[Recorded data]
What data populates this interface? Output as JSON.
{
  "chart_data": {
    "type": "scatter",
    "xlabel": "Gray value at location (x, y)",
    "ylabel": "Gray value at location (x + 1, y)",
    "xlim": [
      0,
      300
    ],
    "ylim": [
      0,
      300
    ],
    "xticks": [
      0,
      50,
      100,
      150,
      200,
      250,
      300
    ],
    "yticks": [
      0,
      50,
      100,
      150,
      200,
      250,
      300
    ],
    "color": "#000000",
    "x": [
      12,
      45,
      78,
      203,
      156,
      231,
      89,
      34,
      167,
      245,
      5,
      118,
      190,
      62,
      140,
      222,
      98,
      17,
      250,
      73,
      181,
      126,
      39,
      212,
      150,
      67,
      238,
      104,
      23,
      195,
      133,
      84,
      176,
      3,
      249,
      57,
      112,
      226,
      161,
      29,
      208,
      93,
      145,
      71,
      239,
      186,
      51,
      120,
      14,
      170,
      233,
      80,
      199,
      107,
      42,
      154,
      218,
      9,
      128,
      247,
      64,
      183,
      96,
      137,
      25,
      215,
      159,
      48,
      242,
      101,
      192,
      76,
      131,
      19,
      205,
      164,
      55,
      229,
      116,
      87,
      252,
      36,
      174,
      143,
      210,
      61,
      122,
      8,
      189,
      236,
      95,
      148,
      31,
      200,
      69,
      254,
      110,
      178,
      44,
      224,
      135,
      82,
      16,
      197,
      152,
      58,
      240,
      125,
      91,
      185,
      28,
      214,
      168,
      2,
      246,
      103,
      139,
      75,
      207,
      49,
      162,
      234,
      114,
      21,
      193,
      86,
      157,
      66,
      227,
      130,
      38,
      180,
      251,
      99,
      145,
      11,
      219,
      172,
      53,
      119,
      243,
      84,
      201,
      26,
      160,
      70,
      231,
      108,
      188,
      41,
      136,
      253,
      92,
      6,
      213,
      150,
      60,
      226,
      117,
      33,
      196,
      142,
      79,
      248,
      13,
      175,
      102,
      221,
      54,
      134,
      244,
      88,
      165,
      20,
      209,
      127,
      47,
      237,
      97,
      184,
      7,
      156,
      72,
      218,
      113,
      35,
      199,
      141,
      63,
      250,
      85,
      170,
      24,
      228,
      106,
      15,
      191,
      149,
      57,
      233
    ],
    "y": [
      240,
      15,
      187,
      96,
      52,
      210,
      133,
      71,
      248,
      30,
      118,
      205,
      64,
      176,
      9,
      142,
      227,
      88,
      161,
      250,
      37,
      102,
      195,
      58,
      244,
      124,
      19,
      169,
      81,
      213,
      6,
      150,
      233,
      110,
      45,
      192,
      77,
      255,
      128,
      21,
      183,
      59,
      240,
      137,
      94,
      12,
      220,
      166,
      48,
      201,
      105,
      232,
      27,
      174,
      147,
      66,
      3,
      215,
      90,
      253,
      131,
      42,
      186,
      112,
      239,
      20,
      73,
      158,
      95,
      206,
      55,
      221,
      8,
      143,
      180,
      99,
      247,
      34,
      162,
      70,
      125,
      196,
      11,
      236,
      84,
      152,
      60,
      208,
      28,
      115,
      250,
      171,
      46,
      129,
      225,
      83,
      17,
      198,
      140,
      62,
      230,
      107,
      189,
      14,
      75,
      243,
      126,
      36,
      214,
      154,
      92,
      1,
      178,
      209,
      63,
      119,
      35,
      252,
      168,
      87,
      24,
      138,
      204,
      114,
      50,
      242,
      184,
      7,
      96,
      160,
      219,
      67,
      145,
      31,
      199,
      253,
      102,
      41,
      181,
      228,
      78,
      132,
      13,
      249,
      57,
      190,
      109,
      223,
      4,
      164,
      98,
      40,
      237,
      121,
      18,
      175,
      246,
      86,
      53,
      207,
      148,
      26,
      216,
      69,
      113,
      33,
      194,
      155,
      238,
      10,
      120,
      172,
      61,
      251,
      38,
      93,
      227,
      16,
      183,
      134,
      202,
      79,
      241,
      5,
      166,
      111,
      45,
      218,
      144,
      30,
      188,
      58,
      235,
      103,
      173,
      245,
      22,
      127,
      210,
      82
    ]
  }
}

== Exercise details ==
Take every line from the records above that has the word "value" and copy it.

== Exercise result ==
    "xlabel": "Gray value at location (x, y)",
    "ylabel": "Gray value at location (x + 1, y)",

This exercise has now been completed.